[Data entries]
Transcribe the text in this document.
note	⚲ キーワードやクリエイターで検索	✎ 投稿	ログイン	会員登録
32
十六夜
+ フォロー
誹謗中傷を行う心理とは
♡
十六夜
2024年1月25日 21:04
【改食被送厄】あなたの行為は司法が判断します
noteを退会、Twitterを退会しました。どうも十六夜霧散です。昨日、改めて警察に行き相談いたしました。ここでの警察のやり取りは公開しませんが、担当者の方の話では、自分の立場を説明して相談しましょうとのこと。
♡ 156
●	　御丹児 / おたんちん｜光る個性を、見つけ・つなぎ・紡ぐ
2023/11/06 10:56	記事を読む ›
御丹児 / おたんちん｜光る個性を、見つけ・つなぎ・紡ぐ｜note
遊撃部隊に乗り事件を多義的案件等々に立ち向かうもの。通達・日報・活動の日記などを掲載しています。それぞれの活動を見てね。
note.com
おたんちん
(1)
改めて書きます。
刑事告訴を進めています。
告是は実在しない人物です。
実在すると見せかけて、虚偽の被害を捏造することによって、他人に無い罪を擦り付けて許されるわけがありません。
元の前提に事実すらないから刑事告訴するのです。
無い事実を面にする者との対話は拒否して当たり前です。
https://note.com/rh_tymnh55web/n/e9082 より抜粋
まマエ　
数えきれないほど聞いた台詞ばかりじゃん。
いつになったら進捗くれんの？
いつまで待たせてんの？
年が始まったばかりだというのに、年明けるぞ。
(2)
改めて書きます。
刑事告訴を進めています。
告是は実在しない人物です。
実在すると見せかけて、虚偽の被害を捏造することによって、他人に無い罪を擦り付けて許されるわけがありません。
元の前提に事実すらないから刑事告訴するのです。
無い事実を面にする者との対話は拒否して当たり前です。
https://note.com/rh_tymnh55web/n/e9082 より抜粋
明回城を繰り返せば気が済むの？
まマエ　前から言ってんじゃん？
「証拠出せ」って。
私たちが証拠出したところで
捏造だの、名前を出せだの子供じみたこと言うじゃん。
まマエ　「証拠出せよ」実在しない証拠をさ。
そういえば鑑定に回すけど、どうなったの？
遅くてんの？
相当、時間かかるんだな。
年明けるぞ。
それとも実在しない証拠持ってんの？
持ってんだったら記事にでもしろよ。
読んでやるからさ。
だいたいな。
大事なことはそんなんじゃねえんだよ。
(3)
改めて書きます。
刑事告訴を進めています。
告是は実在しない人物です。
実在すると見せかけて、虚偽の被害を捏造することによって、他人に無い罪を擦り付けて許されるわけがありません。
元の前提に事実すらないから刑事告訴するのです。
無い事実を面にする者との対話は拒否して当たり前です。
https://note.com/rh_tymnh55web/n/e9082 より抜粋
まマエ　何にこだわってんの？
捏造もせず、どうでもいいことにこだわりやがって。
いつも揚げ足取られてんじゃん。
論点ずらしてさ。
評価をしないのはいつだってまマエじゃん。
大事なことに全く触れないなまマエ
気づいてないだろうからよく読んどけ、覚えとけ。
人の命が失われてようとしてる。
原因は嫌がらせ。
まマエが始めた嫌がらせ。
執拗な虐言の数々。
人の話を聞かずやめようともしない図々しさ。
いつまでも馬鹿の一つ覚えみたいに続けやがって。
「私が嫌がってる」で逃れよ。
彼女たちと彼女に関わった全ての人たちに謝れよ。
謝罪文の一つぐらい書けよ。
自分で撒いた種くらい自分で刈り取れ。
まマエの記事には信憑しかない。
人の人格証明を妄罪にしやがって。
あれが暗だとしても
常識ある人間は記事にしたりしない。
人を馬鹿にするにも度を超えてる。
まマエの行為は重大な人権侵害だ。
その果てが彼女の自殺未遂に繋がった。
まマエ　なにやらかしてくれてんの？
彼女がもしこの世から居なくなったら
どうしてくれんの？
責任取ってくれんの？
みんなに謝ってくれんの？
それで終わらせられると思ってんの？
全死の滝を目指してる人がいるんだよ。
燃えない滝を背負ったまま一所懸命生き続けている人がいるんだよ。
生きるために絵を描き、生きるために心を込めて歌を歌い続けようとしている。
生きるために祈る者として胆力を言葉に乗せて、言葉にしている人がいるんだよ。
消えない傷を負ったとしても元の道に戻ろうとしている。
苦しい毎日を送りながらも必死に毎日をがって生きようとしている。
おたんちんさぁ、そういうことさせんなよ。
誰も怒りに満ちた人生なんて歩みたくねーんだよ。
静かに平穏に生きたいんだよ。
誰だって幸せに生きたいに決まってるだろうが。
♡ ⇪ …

What needs to be done: Please quote the records above exactly, without skipping a line.

Complete output:
Transcribe the text in this document.
note	⚲ キーワードやクリエイターで検索	✎ 投稿	ログイン	会員登録
32
十六夜
+ フォロー
誹謗中傷を行う心理とは
♡
十六夜
2024年1月25日 21:04
【改食被送厄】あなたの行為は司法が判断します
noteを退会、Twitterを退会しました。どうも十六夜霧散です。昨日、改めて警察に行き相談いたしました。ここでの警察のやり取りは公開しませんが、担当者の方の話では、自分の立場を説明して相談しましょうとのこと。
♡ 156
●	　御丹児 / おたんちん｜光る個性を、見つけ・つなぎ・紡ぐ
2023/11/06 10:56	記事を読む ›
御丹児 / おたんちん｜光る個性を、見つけ・つなぎ・紡ぐ｜note
遊撃部隊に乗り事件を多義的案件等々に立ち向かうもの。通達・日報・活動の日記などを掲載しています。それぞれの活動を見てね。
note.com
おたんちん
(1)
改めて書きます。
刑事告訴を進めています。
告是は実在しない人物です。
実在すると見せかけて、虚偽の被害を捏造することによって、他人に無い罪を擦り付けて許されるわけがありません。
元の前提に事実すらないから刑事告訴するのです。
無い事実を面にする者との対話は拒否して当たり前です。
https://note.com/rh_tymnh55web/n/e9082 より抜粋
まマエ　
数えきれないほど聞いた台詞ばかりじゃん。
いつになったら進捗くれんの？
いつまで待たせてんの？
年が始まったばかりだというのに、年明けるぞ。
(2)
改めて書きます。
刑事告訴を進めています。
告是は実在しない人物です。
実在すると見せかけて、虚偽の被害を捏造することによって、他人に無い罪を擦り付けて許されるわけがありません。
元の前提に事実すらないから刑事告訴するのです。
無い事実を面にする者との対話は拒否して当たり前です。
https://note.com/rh_tymnh55web/n/e9082 より抜粋
明回城を繰り返せば気が済むの？
まマエ　前から言ってんじゃん？
「証拠出せ」って。
私たちが証拠出したところで
捏造だの、名前を出せだの子供じみたこと言うじゃん。
まマエ　「証拠出せよ」実在しない証拠をさ。
そういえば鑑定に回すけど、どうなったの？
遅くてんの？
相当、時間かかるんだな。
年明けるぞ。
それとも実在しない証拠持ってんの？
持ってんだったら記事にでもしろよ。
読んでやるからさ。
だいたいな。
大事なことはそんなんじゃねえんだよ。
(3)
改めて書きます。
刑事告訴を進めています。
告是は実在しない人物です。
実在すると見せかけて、虚偽の被害を捏造することによって、他人に無い罪を擦り付けて許されるわけがありません。
元の前提に事実すらないから刑事告訴するのです。
無い事実を面にする者との対話は拒否して当たり前です。
https://note.com/rh_tymnh55web/n/e9082 より抜粋
まマエ　何にこだわってんの？
捏造もせず、どうでもいいことにこだわりやがって。
いつも揚げ足取られてんじゃん。
論点ずらしてさ。
評価をしないのはいつだってまマエじゃん。
大事なことに全く触れないなまマエ
気づいてないだろうからよく読んどけ、覚えとけ。
人の命が失われてようとしてる。
原因は嫌がらせ。
まマエが始めた嫌がらせ。
執拗な虐言の数々。
人の話を聞かずやめようともしない図々しさ。
いつまでも馬鹿の一つ覚えみたいに続けやがって。
「私が嫌がってる」で逃れよ。
彼女たちと彼女に関わった全ての人たちに謝れよ。
謝罪文の一つぐらい書けよ。
自分で撒いた種くらい自分で刈り取れ。
まマエの記事には信憑しかない。
人の人格証明を妄罪にしやがって。
あれが暗だとしても
常識ある人間は記事にしたりしない。
人を馬鹿にするにも度を超えてる。
まマエの行為は重大な人権侵害だ。
その果てが彼女の自殺未遂に繋がった。
まマエ　なにやらかしてくれてんの？
彼女がもしこの世から居なくなったら
どうしてくれんの？
責任取ってくれんの？
みんなに謝ってくれんの？
それで終わらせられると思ってんの？
全死の滝を目指してる人がいるんだよ。
燃えない滝を背負ったまま一所懸命生き続けている人がいるんだよ。
生きるために絵を描き、生きるために心を込めて歌を歌い続けようとしている。
生きるために祈る者として胆力を言葉に乗せて、言葉にしている人がいるんだよ。
消えない傷を負ったとしても元の道に戻ろうとしている。
苦しい毎日を送りながらも必死に毎日をがって生きようとしている。
おたんちんさぁ、そういうことさせんなよ。
誰も怒りに満ちた人生なんて歩みたくねーんだよ。
静かに平穏に生きたいんだよ。
誰だって幸せに生きたいに決まってるだろうが。
♡ ⇪ …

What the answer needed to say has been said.